Stored data:
## Start

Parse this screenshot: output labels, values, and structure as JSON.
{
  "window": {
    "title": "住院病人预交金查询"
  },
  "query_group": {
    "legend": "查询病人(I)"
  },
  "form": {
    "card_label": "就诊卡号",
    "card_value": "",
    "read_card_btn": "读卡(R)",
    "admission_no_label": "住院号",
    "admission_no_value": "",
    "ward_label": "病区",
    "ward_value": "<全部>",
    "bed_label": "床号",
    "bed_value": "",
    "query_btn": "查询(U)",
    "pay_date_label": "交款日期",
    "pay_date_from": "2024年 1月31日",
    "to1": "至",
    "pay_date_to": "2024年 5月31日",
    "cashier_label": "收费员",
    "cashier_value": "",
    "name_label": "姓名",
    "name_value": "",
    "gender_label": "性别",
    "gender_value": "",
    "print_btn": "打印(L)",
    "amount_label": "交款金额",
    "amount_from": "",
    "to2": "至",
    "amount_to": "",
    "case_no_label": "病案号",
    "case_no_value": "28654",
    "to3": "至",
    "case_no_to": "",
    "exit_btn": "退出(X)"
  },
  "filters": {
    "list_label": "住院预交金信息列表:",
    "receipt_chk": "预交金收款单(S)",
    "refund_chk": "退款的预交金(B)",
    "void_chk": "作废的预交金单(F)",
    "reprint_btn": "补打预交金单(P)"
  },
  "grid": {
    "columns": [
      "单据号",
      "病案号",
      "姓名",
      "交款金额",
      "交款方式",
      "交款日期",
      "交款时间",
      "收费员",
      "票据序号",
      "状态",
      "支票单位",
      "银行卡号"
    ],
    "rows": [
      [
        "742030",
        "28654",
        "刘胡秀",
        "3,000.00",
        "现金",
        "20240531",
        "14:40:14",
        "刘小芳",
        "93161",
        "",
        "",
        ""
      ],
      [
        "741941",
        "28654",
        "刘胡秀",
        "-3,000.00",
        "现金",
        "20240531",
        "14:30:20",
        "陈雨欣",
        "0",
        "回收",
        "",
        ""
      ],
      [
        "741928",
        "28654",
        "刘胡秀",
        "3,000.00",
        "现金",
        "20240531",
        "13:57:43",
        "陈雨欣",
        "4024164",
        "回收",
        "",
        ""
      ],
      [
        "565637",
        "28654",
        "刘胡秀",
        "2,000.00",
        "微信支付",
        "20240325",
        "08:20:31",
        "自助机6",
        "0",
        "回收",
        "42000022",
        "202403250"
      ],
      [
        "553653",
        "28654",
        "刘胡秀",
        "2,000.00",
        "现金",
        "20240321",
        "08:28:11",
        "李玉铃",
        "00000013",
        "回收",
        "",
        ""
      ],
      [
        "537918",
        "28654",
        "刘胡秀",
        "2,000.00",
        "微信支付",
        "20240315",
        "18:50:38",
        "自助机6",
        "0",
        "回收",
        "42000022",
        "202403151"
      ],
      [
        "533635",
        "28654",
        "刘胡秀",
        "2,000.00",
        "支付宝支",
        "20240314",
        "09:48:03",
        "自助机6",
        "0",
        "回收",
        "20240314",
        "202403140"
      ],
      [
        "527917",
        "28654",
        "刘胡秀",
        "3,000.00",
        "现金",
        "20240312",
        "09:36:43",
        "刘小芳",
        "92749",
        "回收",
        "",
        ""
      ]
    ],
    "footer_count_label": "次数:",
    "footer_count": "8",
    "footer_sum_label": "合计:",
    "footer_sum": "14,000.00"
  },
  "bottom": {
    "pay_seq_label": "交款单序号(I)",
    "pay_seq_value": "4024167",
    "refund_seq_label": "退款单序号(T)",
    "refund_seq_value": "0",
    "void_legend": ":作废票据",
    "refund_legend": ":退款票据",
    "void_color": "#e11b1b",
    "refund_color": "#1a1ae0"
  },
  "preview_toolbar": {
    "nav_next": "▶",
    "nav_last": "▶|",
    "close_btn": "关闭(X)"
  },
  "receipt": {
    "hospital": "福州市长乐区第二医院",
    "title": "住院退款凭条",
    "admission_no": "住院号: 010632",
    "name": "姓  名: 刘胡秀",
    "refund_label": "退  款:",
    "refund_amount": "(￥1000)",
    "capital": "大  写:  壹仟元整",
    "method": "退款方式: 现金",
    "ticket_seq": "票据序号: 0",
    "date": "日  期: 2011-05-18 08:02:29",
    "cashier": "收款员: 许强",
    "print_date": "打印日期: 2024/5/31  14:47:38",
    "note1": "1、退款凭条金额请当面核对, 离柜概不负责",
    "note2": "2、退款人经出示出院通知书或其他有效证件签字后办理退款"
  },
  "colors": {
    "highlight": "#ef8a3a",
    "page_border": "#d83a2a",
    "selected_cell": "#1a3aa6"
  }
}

## End

Exercise requirements: Take the entries above and transcribe them exactly.

Result of this task:
Parse this screenshot: output labels, values, and structure as JSON.
{
  "window": {
    "title": "住院病人预交金查询"
  },
  "query_group": {
    "legend": "查询病人(I)"
  },
  "form": {
    "card_label": "就诊卡号",
    "card_value": "",
    "read_card_btn": "读卡(R)",
    "admission_no_label": "住院号",
    "admission_no_value": "",
    "ward_label": "病区",
    "ward_value": "<全部>",
    "bed_label": "床号",
    "bed_value": "",
    "query_btn": "查询(U)",
    "pay_date_label": "交款日期",
    "pay_date_from": "2024年 1月31日",
    "to1": "至",
    "pay_date_to": "2024年 5月31日",
    "cashier_label": "收费员",
    "cashier_value": "",
    "name_label": "姓名",
    "name_value": "",
    "gender_label": "性别",
    "gender_value": "",
    "print_btn": "打印(L)",
    "amount_label": "交款金额",
    "amount_from": "",
    "to2": "至",
    "amount_to": "",
    "case_no_label": "病案号",
    "case_no_value": "28654",
    "to3": "至",
    "case_no_to": "",
    "exit_btn": "退出(X)"
  },
  "filters": {
    "list_label": "住院预交金信息列表:",
    "receipt_chk": "预交金收款单(S)",
    "refund_chk": "退款的预交金(B)",
    "void_chk": "作废的预交金单(F)",
    "reprint_btn": "补打预交金单(P)"
  },
  "grid": {
    "columns": [
      "单据号",
      "病案号",
      "姓名",
      "交款金额",
      "交款方式",
      "交款日期",
      "交款时间",
      "收费员",
      "票据序号",
      "状态",
      "支票单位",
      "银行卡号"
    ],
    "rows": [
      [
        "742030",
        "28654",
        "刘胡秀",
        "3,000.00",
        "现金",
        "20240531",
        "14:40:14",
        "刘小芳",
        "93161",
        "",
        "",
        ""
      ],
      [
        "741941",
        "28654",
        "刘胡秀",
        "-3,000.00",
        "现金",
        "20240531",
        "14:30:20",
        "陈雨欣",
        "0",
        "回收",
        "",
        ""
      ],
      [
        "741928",
        "28654",
        "刘胡秀",
        "3,000.00",
        "现金",
        "20240531",
        "13:57:43",
        "陈雨欣",
        "4024164",
        "回收",
        "",
        ""
      ],
      [
        "565637",
        "28654",
        "刘胡秀",
        "2,000.00",
        "微信支付",
        "20240325",
        "08:20:31",
        "自助机6",
        "0",
        "回收",
        "42000022",
        "202403250"
      ],
      [
        "553653",
        "28654",
        "刘胡秀",
        "2,000.00",
        "现金",
        "20240321",
        "08:28:11",
        "李玉铃",
        "00000013",
        "回收",
        "",
        ""
      ],
      [
        "537918",
        "28654",
        "刘胡秀",
        "2,000.00",
        "微信支付",
        "20240315",
        "18:50:38",
        "自助机6",
        "0",
        "回收",
        "42000022",
        "202403151"
      ],
      [
        "533635",
        "28654",
        "刘胡秀",
        "2,000.00",
        "支付宝支",
        "20240314",
        "09:48:03",
        "自助机6",
        "0",
        "回收",
        "20240314",
        "202403140"
      ],
      [
        "527917",
        "28654",
        "刘胡秀",
        "3,000.00",
        "现金",
        "20240312",
        "09:36:43",
        "刘小芳",
        "92749",
        "回收",
        "",
        ""
      ]
    ],
    "footer_count_label": "次数:",
    "footer_count": "8",
    "footer_sum_label": "合计:",
    "footer_sum": "14,000.00"
  },
  "bottom": {
    "pay_seq_label": "交款单序号(I)",
    "pay_seq_value": "4024167",
    "refund_seq_label": "退款单序号(T)",
    "refund_seq_value": "0",
    "void_legend": ":作废票据",
    "refund_legend": ":退款票据",
    "void_color": "#e11b1b",
    "refund_color": "#1a1ae0"
  },
  "preview_toolbar": {
    "nav_next": "▶",
    "nav_last": "▶|",
    "close_btn": "关闭(X)"
  },
  "receipt": {
    "hospital": "福州市长乐区第二医院",
    "title": "住院退款凭条",
    "admission_no": "住院号: 010632",
    "name": "姓  名: 刘胡秀",
    "refund_label": "退  款:",
    "refund_amount": "(￥1000)",
    "capital": "大  写:  壹仟元整",
    "method": "退款方式: 现金",
    "ticket_seq": "票据序号: 0",
    "date": "日  期: 2011-05-18 08:02:29",
    "cashier": "收款员: 许强",
    "print_date": "打印日期: 2024/5/31  14:47:38",
    "note1": "1、退款凭条金额请当面核对, 离柜概不负责",
    "note2": "2、退款人经出示出院通知书或其他有效证件签字后办理退款"
  },
  "colors": {
    "highlight": "#ef8a3a",
    "page_border": "#d83a2a",
    "selected_cell": "#1a3aa6"
  }
}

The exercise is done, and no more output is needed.